[Saved entries]
** Begin **

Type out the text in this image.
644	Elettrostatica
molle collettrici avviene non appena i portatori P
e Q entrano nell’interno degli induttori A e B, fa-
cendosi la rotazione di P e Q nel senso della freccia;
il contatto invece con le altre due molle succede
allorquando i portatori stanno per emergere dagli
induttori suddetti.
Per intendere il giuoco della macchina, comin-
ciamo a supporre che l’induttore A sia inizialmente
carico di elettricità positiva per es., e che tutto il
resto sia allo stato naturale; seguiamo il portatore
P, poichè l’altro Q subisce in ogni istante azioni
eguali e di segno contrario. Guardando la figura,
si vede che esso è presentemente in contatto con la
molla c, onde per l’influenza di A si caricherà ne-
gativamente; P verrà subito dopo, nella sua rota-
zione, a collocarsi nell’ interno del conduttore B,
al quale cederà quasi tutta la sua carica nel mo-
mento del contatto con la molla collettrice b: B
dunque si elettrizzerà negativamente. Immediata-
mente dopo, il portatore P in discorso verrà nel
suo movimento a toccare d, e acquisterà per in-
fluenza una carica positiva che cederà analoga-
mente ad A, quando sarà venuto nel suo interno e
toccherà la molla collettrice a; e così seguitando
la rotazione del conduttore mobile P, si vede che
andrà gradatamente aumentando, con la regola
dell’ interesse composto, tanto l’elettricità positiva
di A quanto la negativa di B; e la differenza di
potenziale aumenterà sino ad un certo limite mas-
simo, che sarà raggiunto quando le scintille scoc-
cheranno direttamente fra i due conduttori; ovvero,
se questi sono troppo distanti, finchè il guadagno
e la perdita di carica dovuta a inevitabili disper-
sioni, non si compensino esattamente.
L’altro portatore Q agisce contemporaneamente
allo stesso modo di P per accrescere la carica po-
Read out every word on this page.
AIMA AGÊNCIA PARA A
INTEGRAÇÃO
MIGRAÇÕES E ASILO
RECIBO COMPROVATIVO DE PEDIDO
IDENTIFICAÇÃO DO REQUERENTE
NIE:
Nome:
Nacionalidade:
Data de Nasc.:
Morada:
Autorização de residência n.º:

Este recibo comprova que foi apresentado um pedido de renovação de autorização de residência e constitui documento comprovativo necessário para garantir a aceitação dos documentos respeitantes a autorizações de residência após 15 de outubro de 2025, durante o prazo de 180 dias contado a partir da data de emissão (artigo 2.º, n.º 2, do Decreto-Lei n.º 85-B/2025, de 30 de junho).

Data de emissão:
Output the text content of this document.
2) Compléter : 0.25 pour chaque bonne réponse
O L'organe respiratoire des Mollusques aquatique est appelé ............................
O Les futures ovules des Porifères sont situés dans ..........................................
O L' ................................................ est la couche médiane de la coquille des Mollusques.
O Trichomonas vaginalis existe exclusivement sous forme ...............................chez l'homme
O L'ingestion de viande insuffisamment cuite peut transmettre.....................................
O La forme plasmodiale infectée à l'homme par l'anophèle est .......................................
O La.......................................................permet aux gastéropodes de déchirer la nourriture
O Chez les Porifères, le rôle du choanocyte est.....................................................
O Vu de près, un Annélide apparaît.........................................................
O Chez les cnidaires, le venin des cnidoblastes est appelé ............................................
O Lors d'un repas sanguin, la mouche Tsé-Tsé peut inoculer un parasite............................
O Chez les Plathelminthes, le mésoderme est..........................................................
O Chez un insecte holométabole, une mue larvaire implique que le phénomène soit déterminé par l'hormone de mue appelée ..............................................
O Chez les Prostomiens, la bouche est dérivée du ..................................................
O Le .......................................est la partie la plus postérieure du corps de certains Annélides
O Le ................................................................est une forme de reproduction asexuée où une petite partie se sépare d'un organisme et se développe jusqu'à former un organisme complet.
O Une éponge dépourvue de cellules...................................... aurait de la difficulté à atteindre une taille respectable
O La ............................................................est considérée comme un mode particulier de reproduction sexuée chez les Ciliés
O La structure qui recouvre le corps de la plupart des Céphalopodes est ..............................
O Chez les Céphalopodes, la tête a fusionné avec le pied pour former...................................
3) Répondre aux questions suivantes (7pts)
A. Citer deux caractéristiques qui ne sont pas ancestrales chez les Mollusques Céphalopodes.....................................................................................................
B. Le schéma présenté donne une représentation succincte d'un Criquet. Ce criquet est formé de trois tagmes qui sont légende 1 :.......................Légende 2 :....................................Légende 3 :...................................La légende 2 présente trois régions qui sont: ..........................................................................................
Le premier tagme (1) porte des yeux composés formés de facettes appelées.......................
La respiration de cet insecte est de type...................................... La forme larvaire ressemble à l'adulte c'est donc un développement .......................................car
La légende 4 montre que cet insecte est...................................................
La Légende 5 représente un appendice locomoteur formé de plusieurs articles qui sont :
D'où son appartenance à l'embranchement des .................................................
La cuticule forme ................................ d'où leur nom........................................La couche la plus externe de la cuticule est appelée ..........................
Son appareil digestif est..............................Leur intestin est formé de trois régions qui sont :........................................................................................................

** End **

Copy out each line exactly as written.

Answer to this exercise:
Type out the text in this image.
644	Elettrostatica
molle collettrici avviene non appena i portatori P
e Q entrano nell’interno degli induttori A e B, fa-
cendosi la rotazione di P e Q nel senso della freccia;
il contatto invece con le altre due molle succede
allorquando i portatori stanno per emergere dagli
induttori suddetti.
Per intendere il giuoco della macchina, comin-
ciamo a supporre che l’induttore A sia inizialmente
carico di elettricità positiva per es., e che tutto il
resto sia allo stato naturale; seguiamo il portatore
P, poichè l’altro Q subisce in ogni istante azioni
eguali e di segno contrario. Guardando la figura,
si vede che esso è presentemente in contatto con la
molla c, onde per l’influenza di A si caricherà ne-
gativamente; P verrà subito dopo, nella sua rota-
zione, a collocarsi nell’ interno del conduttore B,
al quale cederà quasi tutta la sua carica nel mo-
mento del contatto con la molla collettrice b: B
dunque si elettrizzerà negativamente. Immediata-
mente dopo, il portatore P in discorso verrà nel
suo movimento a toccare d, e acquisterà per in-
fluenza una carica positiva che cederà analoga-
mente ad A, quando sarà venuto nel suo interno e
toccherà la molla collettrice a; e così seguitando
la rotazione del conduttore mobile P, si vede che
andrà gradatamente aumentando, con la regola
dell’ interesse composto, tanto l’elettricità positiva
di A quanto la negativa di B; e la differenza di
potenziale aumenterà sino ad un certo limite mas-
simo, che sarà raggiunto quando le scintille scoc-
cheranno direttamente fra i due conduttori; ovvero,
se questi sono troppo distanti, finchè il guadagno
e la perdita di carica dovuta a inevitabili disper-
sioni, non si compensino esattamente.
L’altro portatore Q agisce contemporaneamente
allo stesso modo di P per accrescere la carica po-
Read out every word on this page.
AIMA AGÊNCIA PARA A
INTEGRAÇÃO
MIGRAÇÕES E ASILO
RECIBO COMPROVATIVO DE PEDIDO
IDENTIFICAÇÃO DO REQUERENTE
NIE:
Nome:
Nacionalidade:
Data de Nasc.:
Morada:
Autorização de residência n.º:

Este recibo comprova que foi apresentado um pedido de renovação de autorização de residência e constitui documento comprovativo necessário para garantir a aceitação dos documentos respeitantes a autorizações de residência após 15 de outubro de 2025, durante o prazo de 180 dias contado a partir da data de emissão (artigo 2.º, n.º 2, do Decreto-Lei n.º 85-B/2025, de 30 de junho).

Data de emissão:
Output the text content of this document.
2) Compléter : 0.25 pour chaque bonne réponse
O L'organe respiratoire des Mollusques aquatique est appelé ............................
O Les futures ovules des Porifères sont situés dans ..........................................
O L' ................................................ est la couche médiane de la coquille des Mollusques.
O Trichomonas vaginalis existe exclusivement sous forme ...............................chez l'homme
O L'ingestion de viande insuffisamment cuite peut transmettre.....................................
O La forme plasmodiale infectée à l'homme par l'anophèle est .......................................
O La.......................................................permet aux gastéropodes de déchirer la nourriture
O Chez les Porifères, le rôle du choanocyte est.....................................................
O Vu de près, un Annélide apparaît.........................................................
O Chez les cnidaires, le venin des cnidoblastes est appelé ............................................
O Lors d'un repas sanguin, la mouche Tsé-Tsé peut inoculer un parasite............................
O Chez les Plathelminthes, le mésoderme est..........................................................
O Chez un insecte holométabole, une mue larvaire implique que le phénomène soit déterminé par l'hormone de mue appelée ..............................................
O Chez les Prostomiens, la bouche est dérivée du ..................................................
O Le .......................................est la partie la plus postérieure du corps de certains Annélides
O Le ................................................................est une forme de reproduction asexuée où une petite partie se sépare d'un organisme et se développe jusqu'à former un organisme complet.
O Une éponge dépourvue de cellules...................................... aurait de la difficulté à atteindre une taille respectable
O La ............................................................est considérée comme un mode particulier de reproduction sexuée chez les Ciliés
O La structure qui recouvre le corps de la plupart des Céphalopodes est ..............................
O Chez les Céphalopodes, la tête a fusionné avec le pied pour former...................................
3) Répondre aux questions suivantes (7pts)
A. Citer deux caractéristiques qui ne sont pas ancestrales chez les Mollusques Céphalopodes.....................................................................................................
B. Le schéma présenté donne une représentation succincte d'un Criquet. Ce criquet est formé de trois tagmes qui sont légende 1 :.......................Légende 2 :....................................Légende 3 :...................................La légende 2 présente trois régions qui sont: ..........................................................................................
Le premier tagme (1) porte des yeux composés formés de facettes appelées.......................
La respiration de cet insecte est de type...................................... La forme larvaire ressemble à l'adulte c'est donc un développement .......................................car
La légende 4 montre que cet insecte est...................................................
La Légende 5 représente un appendice locomoteur formé de plusieurs articles qui sont :
D'où son appartenance à l'embranchement des .................................................
La cuticule forme ................................ d'où leur nom........................................La couche la plus externe de la cuticule est appelée ..........................
Son appareil digestif est..............................Leur intestin est formé de trois régions qui sont :........................................................................................................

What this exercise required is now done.